Job:
State how many lines of the entries hold the string "lavoro", and nothing more.

-- start --

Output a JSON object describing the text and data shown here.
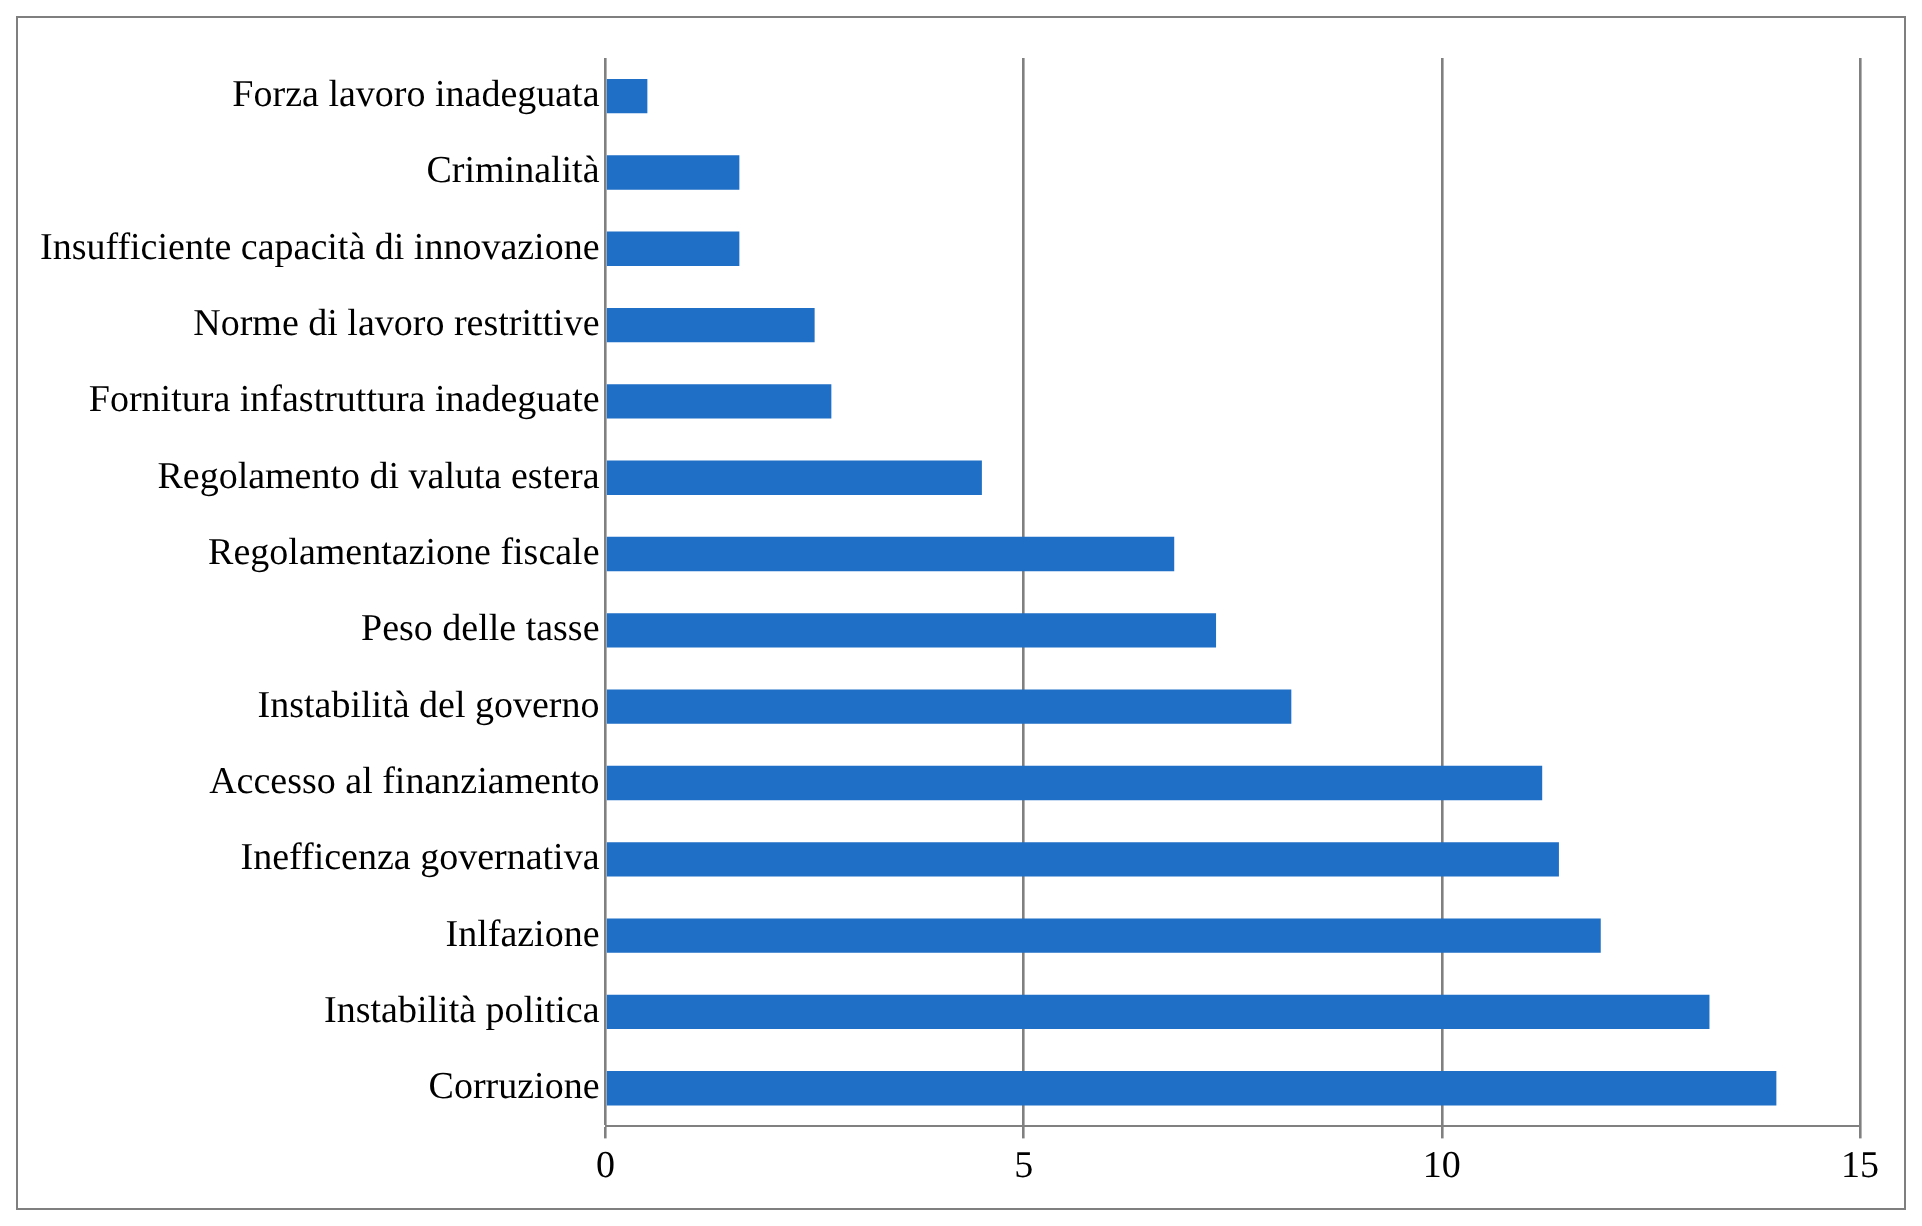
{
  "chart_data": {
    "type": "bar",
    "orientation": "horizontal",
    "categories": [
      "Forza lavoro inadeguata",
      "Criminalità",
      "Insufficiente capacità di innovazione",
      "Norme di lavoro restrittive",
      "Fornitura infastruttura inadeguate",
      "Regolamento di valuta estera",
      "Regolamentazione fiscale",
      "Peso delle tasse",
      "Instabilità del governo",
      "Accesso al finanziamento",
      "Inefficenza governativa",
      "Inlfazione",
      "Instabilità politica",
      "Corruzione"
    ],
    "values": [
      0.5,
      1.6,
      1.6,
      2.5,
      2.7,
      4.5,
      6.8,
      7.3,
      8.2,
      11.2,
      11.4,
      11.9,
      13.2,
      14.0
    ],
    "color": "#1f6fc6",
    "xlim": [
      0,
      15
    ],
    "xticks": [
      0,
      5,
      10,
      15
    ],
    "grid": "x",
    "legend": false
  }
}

-- end --

Task result:
2